** Task **
Extend the experimental paradigm description below by adding new sentences after its last one.

** Document segment **
___
Experimental paradigm

Participants were asked to perform a speeded location (left versus right hemifield) or latency (approximately 0.75 s or approximately 1.25 s relative to an auditory cue) discrimination of visual targets. At the block level, an instruction screen specified which task (location or latency discrimination) should be performed next. Each block consisted of, on average, 48 trials (range 38–58). Participants received feedback about their average accuracy and RT after each block. Each participant completed 20 alternating blocks (10 per task), resulting in 960 trials in total. The duration of the whole experimental session was approximately 1 hour.

All visual stimulation was delivered using a projector (60-Hz refresh rate) in the experimenter room and transmitted to the MEG suite using a system of mirrors onto a screen located approximately 90 cm from the participants. Auditory stimulation was delivered by using MEG-compatible stereo ear tubes.

Each trial started with a display of 2 peripherally located placeholders on either side of a centrally presented fixation cross against a grey background. The placeholders were circles (radius 1.5° of the visual angle) consisting of random white dot patches (30% of the pixels within each circle; refreshed with every screen flip at 60-Hz refresh rate). The circles were located on a horizontal axis, with the centre of each placeholder 4° laterally from the fixation cross. After 500 ms (± 10 ms jitter) of placeholder presentation, an auditory cue was played. The cue consisted of 2 short (66 ms) gapless tone pips with carrier frequencies drawn from 4 possible values (400, 500, 800, and 1000 Hz). The cue was administered in a 2 x 2 factorial manner (factors: pitch and composition), and could therefore consist of pips that were either high (800 and 1000 Hz) or low (400 and 500 Hz) in pitch, forming either an ascending (400–500 Hz; 800–1000 Hz) or a descending pair (500–400 Hz; 1000–800Hz). After a variable delay, the cue was followed by a visual target—a white cardinally or diagonally oriented square (side length equals the radius of the placeholder; 50-ms display duration). The target was also administered in a 2 x 2 factorial manner (factors: location and latency), and could therefore be presented either within the left or the right placeholder, and either early (approximately 0.75 s) or late (approximately 1.25 s) relative to cue onset. The orientation of the target was a task-irrelevant feature introduced so that participants could not form a unique target template. The response buttons were counterbalanced across participants. Consecutive trials were separated by a jittered interval (1500–2500 ms).
___
** Given information **
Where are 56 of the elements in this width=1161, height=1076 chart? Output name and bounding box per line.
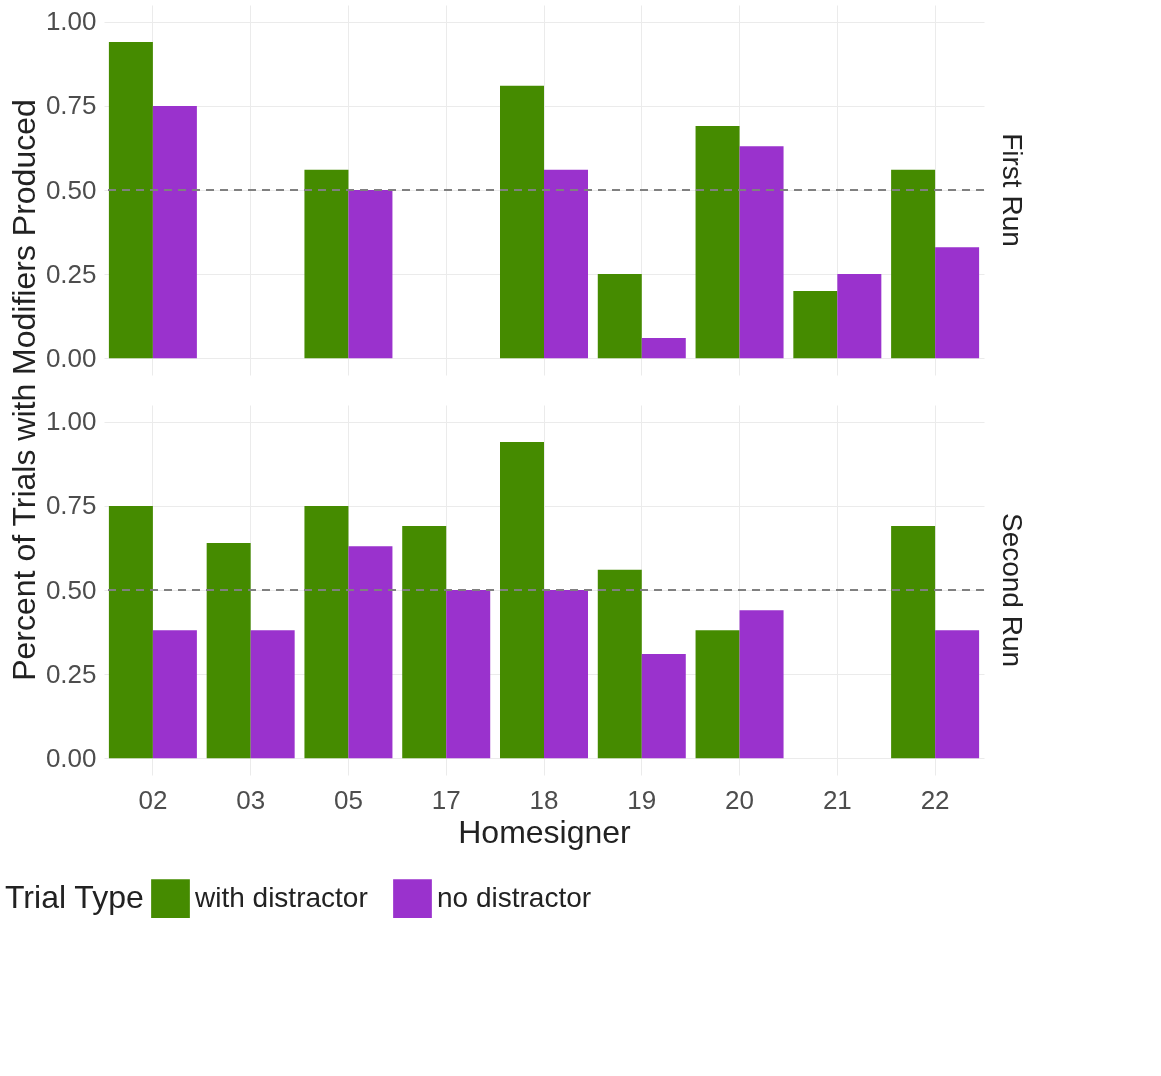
___
** Answer for the task **
Unbeknownst to the participants, cue features (pitch and composition) could predict 1 or both target features (location and latency) with varying validity (90, 70, 50, 30, or 10%) forming 2 contingency time-series: cue pitch could predict target location, while cue composition could predict target latency. The 2 contingency time-series were uncorrelated (r < .0001) and based on a predetermined arbitrary association. For instance, 90% spatial cue validity corresponded to 90% right (left) targets following high (low) pitched cues and 10% left (right) targets following high (low) pitched cues; in the 10% validity level, these proportions were reversed. Validity in each contingency time-series changed on average every 32 trials (range 8–54) and the consecutive validity levels varied pseudorandomly with no repetitions. Additionally, over the course of the experiment, validity could change in a more or less volatile way (on average every 16, 32, or 48 trials—with volatility updated after each 5 validity changes). To facilitate subsequent modelling, the validity time-series were precalculated for 2 runs of 480 trials each and fixed for all participants. The order of the 2 runs was counterbalanced across participants. In the behavioural and MEG analyses of both spatial and temporal predictability we a priori collapsed the 2 strongly predictable (90 and 10%) and the weakly predictable (70 and 30%) validity levels (cf. [33]). Thus, the main factors of interest in our experimental design and analysis were: spatial predictability, temporal predictability (each with 3 levels: strongly predictable, weakly predictable, and unpredictable), and task relevance (2 levels: spatial versus temporal task).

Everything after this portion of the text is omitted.